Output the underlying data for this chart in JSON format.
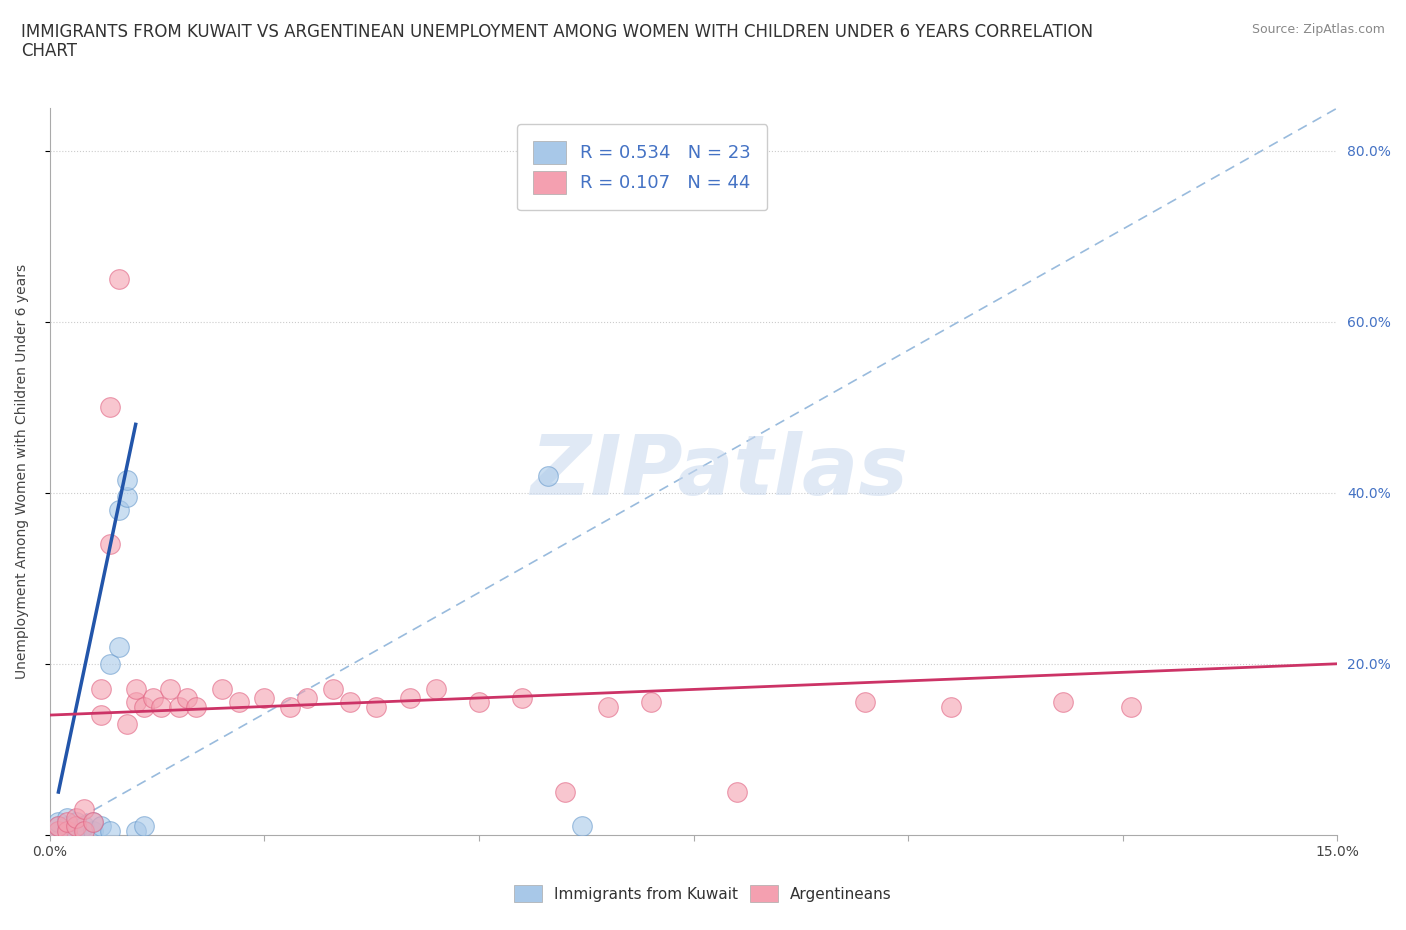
{
  "title_line1": "IMMIGRANTS FROM KUWAIT VS ARGENTINEAN UNEMPLOYMENT AMONG WOMEN WITH CHILDREN UNDER 6 YEARS CORRELATION",
  "title_line2": "CHART",
  "source": "Source: ZipAtlas.com",
  "ylabel": "Unemployment Among Women with Children Under 6 years",
  "xlim": [
    0.0,
    0.15
  ],
  "ylim": [
    0.0,
    0.85
  ],
  "xticks": [
    0.0,
    0.025,
    0.05,
    0.075,
    0.1,
    0.125,
    0.15
  ],
  "xtick_labels": [
    "0.0%",
    "",
    "",
    "",
    "",
    "",
    "15.0%"
  ],
  "ytick_positions_right": [
    0.0,
    0.2,
    0.4,
    0.6,
    0.8
  ],
  "ytick_labels_right": [
    "",
    "20.0%",
    "40.0%",
    "60.0%",
    "80.0%"
  ],
  "watermark_text": "ZIPatlas",
  "blue_color": "#a8c8e8",
  "pink_color": "#f4a0b0",
  "blue_edge": "#6699cc",
  "pink_edge": "#e06080",
  "blue_scatter": [
    [
      0.001,
      0.005
    ],
    [
      0.001,
      0.01
    ],
    [
      0.001,
      0.015
    ],
    [
      0.002,
      0.005
    ],
    [
      0.002,
      0.01
    ],
    [
      0.002,
      0.02
    ],
    [
      0.003,
      0.005
    ],
    [
      0.003,
      0.015
    ],
    [
      0.004,
      0.005
    ],
    [
      0.004,
      0.01
    ],
    [
      0.005,
      0.005
    ],
    [
      0.005,
      0.015
    ],
    [
      0.006,
      0.01
    ],
    [
      0.007,
      0.005
    ],
    [
      0.007,
      0.2
    ],
    [
      0.008,
      0.22
    ],
    [
      0.008,
      0.38
    ],
    [
      0.009,
      0.395
    ],
    [
      0.009,
      0.415
    ],
    [
      0.01,
      0.005
    ],
    [
      0.011,
      0.01
    ],
    [
      0.058,
      0.42
    ],
    [
      0.062,
      0.01
    ]
  ],
  "pink_scatter": [
    [
      0.001,
      0.005
    ],
    [
      0.001,
      0.01
    ],
    [
      0.002,
      0.005
    ],
    [
      0.002,
      0.015
    ],
    [
      0.003,
      0.01
    ],
    [
      0.003,
      0.02
    ],
    [
      0.004,
      0.005
    ],
    [
      0.004,
      0.03
    ],
    [
      0.005,
      0.015
    ],
    [
      0.006,
      0.14
    ],
    [
      0.006,
      0.17
    ],
    [
      0.007,
      0.34
    ],
    [
      0.007,
      0.5
    ],
    [
      0.008,
      0.65
    ],
    [
      0.009,
      0.13
    ],
    [
      0.01,
      0.155
    ],
    [
      0.01,
      0.17
    ],
    [
      0.011,
      0.15
    ],
    [
      0.012,
      0.16
    ],
    [
      0.013,
      0.15
    ],
    [
      0.014,
      0.17
    ],
    [
      0.015,
      0.15
    ],
    [
      0.016,
      0.16
    ],
    [
      0.017,
      0.15
    ],
    [
      0.02,
      0.17
    ],
    [
      0.022,
      0.155
    ],
    [
      0.025,
      0.16
    ],
    [
      0.028,
      0.15
    ],
    [
      0.03,
      0.16
    ],
    [
      0.033,
      0.17
    ],
    [
      0.035,
      0.155
    ],
    [
      0.038,
      0.15
    ],
    [
      0.042,
      0.16
    ],
    [
      0.045,
      0.17
    ],
    [
      0.05,
      0.155
    ],
    [
      0.055,
      0.16
    ],
    [
      0.06,
      0.05
    ],
    [
      0.065,
      0.15
    ],
    [
      0.07,
      0.155
    ],
    [
      0.08,
      0.05
    ],
    [
      0.095,
      0.155
    ],
    [
      0.105,
      0.15
    ],
    [
      0.118,
      0.155
    ],
    [
      0.126,
      0.15
    ]
  ],
  "blue_trend_x": [
    0.001,
    0.01
  ],
  "blue_trend_y": [
    0.05,
    0.48
  ],
  "pink_trend_x": [
    0.0,
    0.15
  ],
  "pink_trend_y": [
    0.14,
    0.2
  ],
  "ref_line_x": [
    0.0,
    0.15
  ],
  "ref_line_y": [
    0.0,
    0.85
  ],
  "title_fontsize": 12,
  "axis_label_fontsize": 10,
  "tick_fontsize": 10,
  "source_fontsize": 9
}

▶ _Work required_: Reproduce all entries without any change, and omit the pictures.

▶ _The result_:
Output the underlying data for this chart in JSON format.
{
  "title_line1": "IMMIGRANTS FROM KUWAIT VS ARGENTINEAN UNEMPLOYMENT AMONG WOMEN WITH CHILDREN UNDER 6 YEARS CORRELATION",
  "title_line2": "CHART",
  "source": "Source: ZipAtlas.com",
  "ylabel": "Unemployment Among Women with Children Under 6 years",
  "xlim": [
    0.0,
    0.15
  ],
  "ylim": [
    0.0,
    0.85
  ],
  "xticks": [
    0.0,
    0.025,
    0.05,
    0.075,
    0.1,
    0.125,
    0.15
  ],
  "xtick_labels": [
    "0.0%",
    "",
    "",
    "",
    "",
    "",
    "15.0%"
  ],
  "ytick_positions_right": [
    0.0,
    0.2,
    0.4,
    0.6,
    0.8
  ],
  "ytick_labels_right": [
    "",
    "20.0%",
    "40.0%",
    "60.0%",
    "80.0%"
  ],
  "watermark_text": "ZIPatlas",
  "blue_color": "#a8c8e8",
  "pink_color": "#f4a0b0",
  "blue_edge": "#6699cc",
  "pink_edge": "#e06080",
  "blue_scatter": [
    [
      0.001,
      0.005
    ],
    [
      0.001,
      0.01
    ],
    [
      0.001,
      0.015
    ],
    [
      0.002,
      0.005
    ],
    [
      0.002,
      0.01
    ],
    [
      0.002,
      0.02
    ],
    [
      0.003,
      0.005
    ],
    [
      0.003,
      0.015
    ],
    [
      0.004,
      0.005
    ],
    [
      0.004,
      0.01
    ],
    [
      0.005,
      0.005
    ],
    [
      0.005,
      0.015
    ],
    [
      0.006,
      0.01
    ],
    [
      0.007,
      0.005
    ],
    [
      0.007,
      0.2
    ],
    [
      0.008,
      0.22
    ],
    [
      0.008,
      0.38
    ],
    [
      0.009,
      0.395
    ],
    [
      0.009,
      0.415
    ],
    [
      0.01,
      0.005
    ],
    [
      0.011,
      0.01
    ],
    [
      0.058,
      0.42
    ],
    [
      0.062,
      0.01
    ]
  ],
  "pink_scatter": [
    [
      0.001,
      0.005
    ],
    [
      0.001,
      0.01
    ],
    [
      0.002,
      0.005
    ],
    [
      0.002,
      0.015
    ],
    [
      0.003,
      0.01
    ],
    [
      0.003,
      0.02
    ],
    [
      0.004,
      0.005
    ],
    [
      0.004,
      0.03
    ],
    [
      0.005,
      0.015
    ],
    [
      0.006,
      0.14
    ],
    [
      0.006,
      0.17
    ],
    [
      0.007,
      0.34
    ],
    [
      0.007,
      0.5
    ],
    [
      0.008,
      0.65
    ],
    [
      0.009,
      0.13
    ],
    [
      0.01,
      0.155
    ],
    [
      0.01,
      0.17
    ],
    [
      0.011,
      0.15
    ],
    [
      0.012,
      0.16
    ],
    [
      0.013,
      0.15
    ],
    [
      0.014,
      0.17
    ],
    [
      0.015,
      0.15
    ],
    [
      0.016,
      0.16
    ],
    [
      0.017,
      0.15
    ],
    [
      0.02,
      0.17
    ],
    [
      0.022,
      0.155
    ],
    [
      0.025,
      0.16
    ],
    [
      0.028,
      0.15
    ],
    [
      0.03,
      0.16
    ],
    [
      0.033,
      0.17
    ],
    [
      0.035,
      0.155
    ],
    [
      0.038,
      0.15
    ],
    [
      0.042,
      0.16
    ],
    [
      0.045,
      0.17
    ],
    [
      0.05,
      0.155
    ],
    [
      0.055,
      0.16
    ],
    [
      0.06,
      0.05
    ],
    [
      0.065,
      0.15
    ],
    [
      0.07,
      0.155
    ],
    [
      0.08,
      0.05
    ],
    [
      0.095,
      0.155
    ],
    [
      0.105,
      0.15
    ],
    [
      0.118,
      0.155
    ],
    [
      0.126,
      0.15
    ]
  ],
  "blue_trend_x": [
    0.001,
    0.01
  ],
  "blue_trend_y": [
    0.05,
    0.48
  ],
  "pink_trend_x": [
    0.0,
    0.15
  ],
  "pink_trend_y": [
    0.14,
    0.2
  ],
  "ref_line_x": [
    0.0,
    0.15
  ],
  "ref_line_y": [
    0.0,
    0.85
  ],
  "title_fontsize": 12,
  "axis_label_fontsize": 10,
  "tick_fontsize": 10,
  "source_fontsize": 9
}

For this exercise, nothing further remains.